_PROBLEM DETAILS_
Say the number of lines containing the string "text", and say nothing else.

Data entries:
##############################

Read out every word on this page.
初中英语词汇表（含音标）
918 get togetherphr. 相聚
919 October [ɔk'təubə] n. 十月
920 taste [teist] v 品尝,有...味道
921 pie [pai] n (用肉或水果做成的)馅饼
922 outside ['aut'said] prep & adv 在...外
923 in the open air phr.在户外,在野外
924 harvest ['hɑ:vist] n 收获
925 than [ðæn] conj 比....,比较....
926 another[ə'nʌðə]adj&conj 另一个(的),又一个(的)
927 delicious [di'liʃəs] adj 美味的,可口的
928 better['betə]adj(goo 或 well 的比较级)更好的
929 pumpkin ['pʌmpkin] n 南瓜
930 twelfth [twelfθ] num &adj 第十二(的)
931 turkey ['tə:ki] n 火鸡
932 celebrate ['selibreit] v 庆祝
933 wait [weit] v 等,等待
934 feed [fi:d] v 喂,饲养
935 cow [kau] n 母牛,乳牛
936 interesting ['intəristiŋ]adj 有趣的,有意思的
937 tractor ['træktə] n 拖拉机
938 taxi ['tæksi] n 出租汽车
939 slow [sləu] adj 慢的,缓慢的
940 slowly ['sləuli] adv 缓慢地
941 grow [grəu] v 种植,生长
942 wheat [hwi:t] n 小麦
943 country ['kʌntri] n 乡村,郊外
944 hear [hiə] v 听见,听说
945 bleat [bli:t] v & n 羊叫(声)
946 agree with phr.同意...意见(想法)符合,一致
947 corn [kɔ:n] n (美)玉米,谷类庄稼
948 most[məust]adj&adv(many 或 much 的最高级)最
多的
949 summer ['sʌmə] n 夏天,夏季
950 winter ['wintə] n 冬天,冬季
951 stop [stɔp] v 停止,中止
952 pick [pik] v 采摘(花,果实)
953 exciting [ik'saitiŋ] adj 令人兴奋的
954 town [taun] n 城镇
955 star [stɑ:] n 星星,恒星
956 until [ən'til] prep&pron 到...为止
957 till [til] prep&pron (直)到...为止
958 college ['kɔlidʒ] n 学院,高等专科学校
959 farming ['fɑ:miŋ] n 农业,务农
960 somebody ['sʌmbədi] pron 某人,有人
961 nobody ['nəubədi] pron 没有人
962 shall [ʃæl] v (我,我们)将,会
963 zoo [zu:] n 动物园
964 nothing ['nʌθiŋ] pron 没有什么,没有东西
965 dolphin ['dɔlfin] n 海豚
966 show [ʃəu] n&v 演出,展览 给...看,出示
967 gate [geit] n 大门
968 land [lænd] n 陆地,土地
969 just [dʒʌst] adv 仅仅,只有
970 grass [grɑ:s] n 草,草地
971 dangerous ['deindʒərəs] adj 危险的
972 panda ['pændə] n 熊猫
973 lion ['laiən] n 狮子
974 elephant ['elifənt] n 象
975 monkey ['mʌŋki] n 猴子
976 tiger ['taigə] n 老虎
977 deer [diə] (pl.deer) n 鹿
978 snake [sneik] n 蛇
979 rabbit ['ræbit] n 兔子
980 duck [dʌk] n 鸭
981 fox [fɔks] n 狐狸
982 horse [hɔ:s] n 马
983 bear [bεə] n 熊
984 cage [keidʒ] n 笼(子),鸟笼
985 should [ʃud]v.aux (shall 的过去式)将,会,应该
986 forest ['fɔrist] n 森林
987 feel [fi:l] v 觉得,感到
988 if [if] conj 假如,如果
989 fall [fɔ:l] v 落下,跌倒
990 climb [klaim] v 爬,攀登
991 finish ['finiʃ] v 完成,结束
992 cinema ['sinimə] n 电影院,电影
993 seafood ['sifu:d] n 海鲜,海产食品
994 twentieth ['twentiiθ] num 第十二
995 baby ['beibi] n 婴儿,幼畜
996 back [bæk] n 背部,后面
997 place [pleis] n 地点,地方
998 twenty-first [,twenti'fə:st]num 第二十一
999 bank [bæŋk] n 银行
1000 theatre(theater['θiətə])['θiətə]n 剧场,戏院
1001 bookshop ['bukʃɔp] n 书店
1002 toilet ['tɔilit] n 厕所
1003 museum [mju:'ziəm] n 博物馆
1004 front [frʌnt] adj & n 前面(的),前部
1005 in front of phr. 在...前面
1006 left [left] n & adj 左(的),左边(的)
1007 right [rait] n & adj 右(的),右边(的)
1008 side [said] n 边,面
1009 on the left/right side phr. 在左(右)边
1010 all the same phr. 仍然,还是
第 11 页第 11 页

##############################

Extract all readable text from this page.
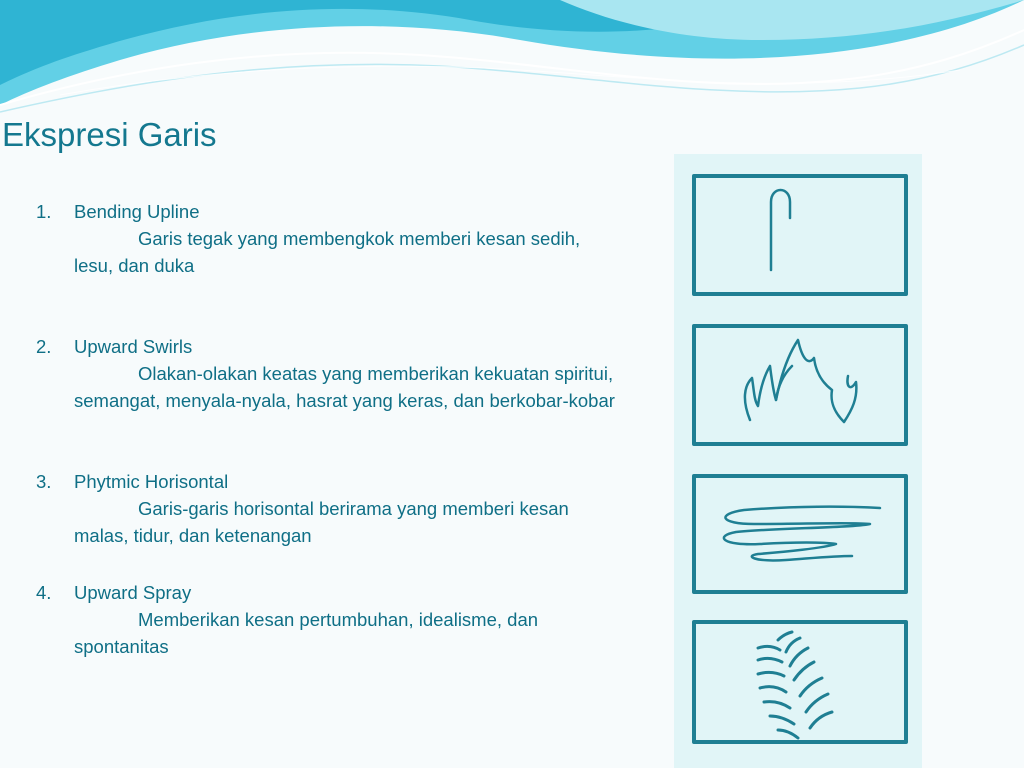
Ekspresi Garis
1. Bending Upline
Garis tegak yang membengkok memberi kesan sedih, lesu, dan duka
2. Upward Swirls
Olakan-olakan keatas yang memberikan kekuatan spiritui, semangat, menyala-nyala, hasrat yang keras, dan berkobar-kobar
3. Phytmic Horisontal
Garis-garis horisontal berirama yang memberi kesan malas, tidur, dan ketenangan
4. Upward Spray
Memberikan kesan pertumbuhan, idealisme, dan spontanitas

##############################

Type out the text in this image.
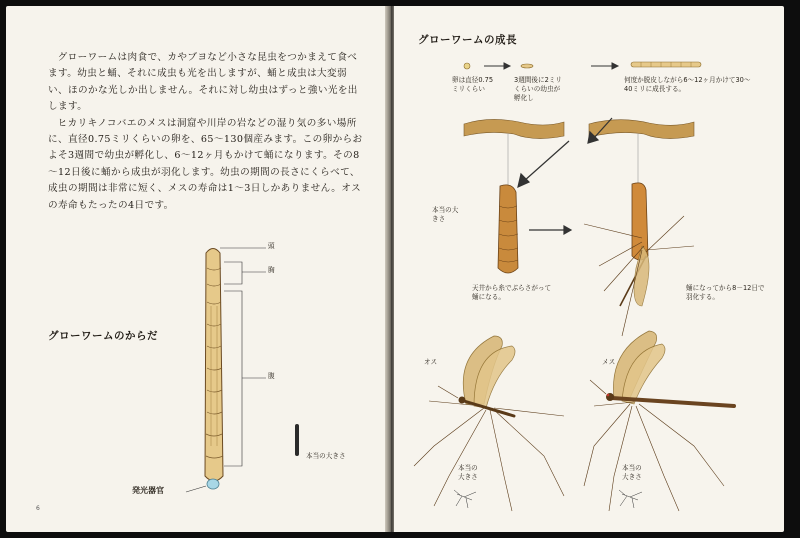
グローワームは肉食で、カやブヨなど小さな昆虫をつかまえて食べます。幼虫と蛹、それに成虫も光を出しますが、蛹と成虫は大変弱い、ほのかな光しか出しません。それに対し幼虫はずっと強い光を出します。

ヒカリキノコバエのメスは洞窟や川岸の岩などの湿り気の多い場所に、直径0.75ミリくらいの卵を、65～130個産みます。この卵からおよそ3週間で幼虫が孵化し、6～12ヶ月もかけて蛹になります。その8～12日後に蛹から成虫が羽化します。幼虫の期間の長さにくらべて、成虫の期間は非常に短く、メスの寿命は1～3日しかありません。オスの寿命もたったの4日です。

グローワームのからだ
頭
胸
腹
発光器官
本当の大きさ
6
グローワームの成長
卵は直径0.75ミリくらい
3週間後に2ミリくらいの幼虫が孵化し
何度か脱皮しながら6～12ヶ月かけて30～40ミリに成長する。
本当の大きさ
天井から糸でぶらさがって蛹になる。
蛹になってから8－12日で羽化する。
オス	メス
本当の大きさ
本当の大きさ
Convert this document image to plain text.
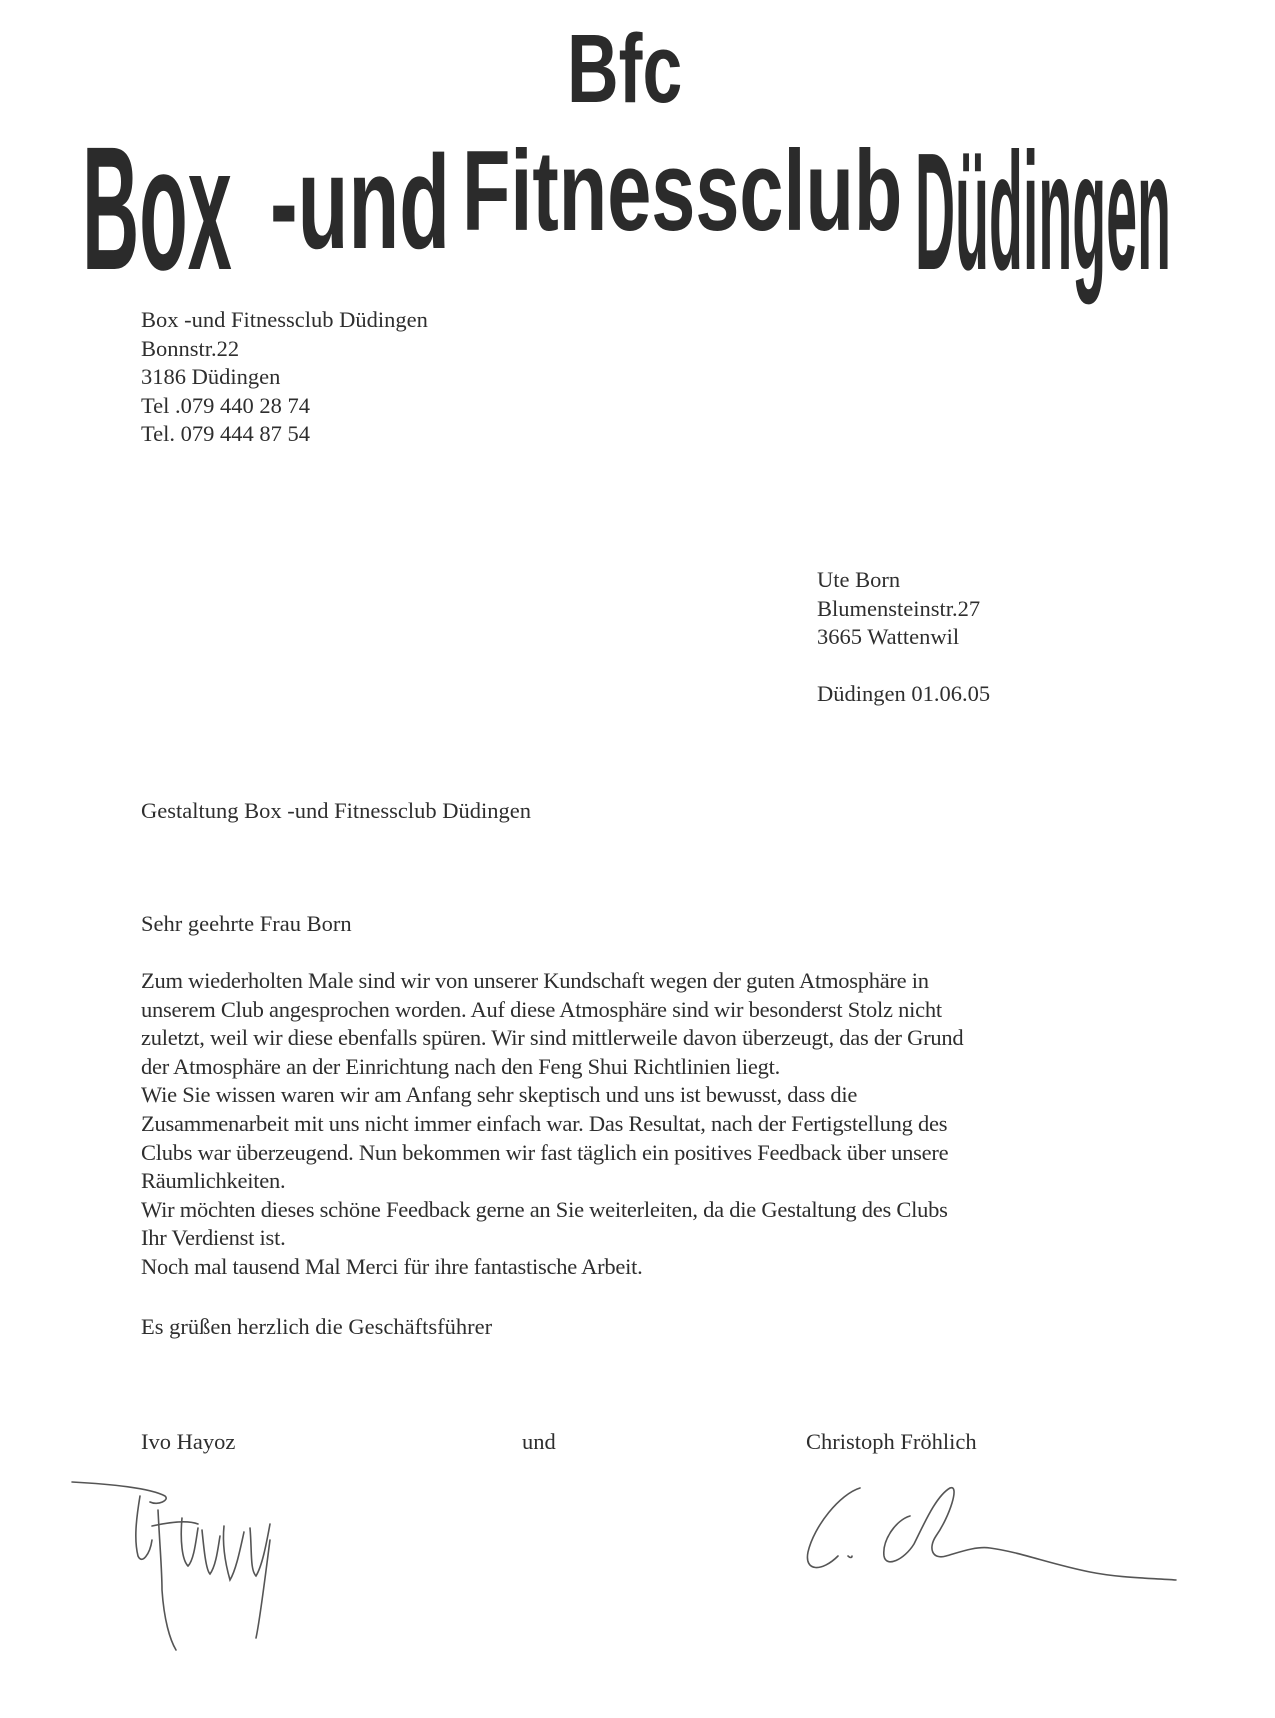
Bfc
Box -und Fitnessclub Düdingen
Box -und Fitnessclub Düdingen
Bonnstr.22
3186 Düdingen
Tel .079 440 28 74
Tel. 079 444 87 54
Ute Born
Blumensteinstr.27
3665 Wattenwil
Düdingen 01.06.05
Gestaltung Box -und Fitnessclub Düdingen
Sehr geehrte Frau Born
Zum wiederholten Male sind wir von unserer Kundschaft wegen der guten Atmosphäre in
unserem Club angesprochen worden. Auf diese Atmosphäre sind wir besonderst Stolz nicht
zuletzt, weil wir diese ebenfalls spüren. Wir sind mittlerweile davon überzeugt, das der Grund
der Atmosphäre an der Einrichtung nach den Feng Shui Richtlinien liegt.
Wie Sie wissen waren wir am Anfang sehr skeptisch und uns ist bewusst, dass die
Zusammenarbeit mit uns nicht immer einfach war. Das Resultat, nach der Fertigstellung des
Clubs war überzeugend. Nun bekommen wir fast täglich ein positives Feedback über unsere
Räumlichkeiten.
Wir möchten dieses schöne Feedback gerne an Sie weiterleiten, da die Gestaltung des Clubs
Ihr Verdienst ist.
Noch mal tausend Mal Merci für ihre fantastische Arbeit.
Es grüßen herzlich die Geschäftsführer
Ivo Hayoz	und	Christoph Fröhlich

##############################

_THE COMPLETED TASK_
3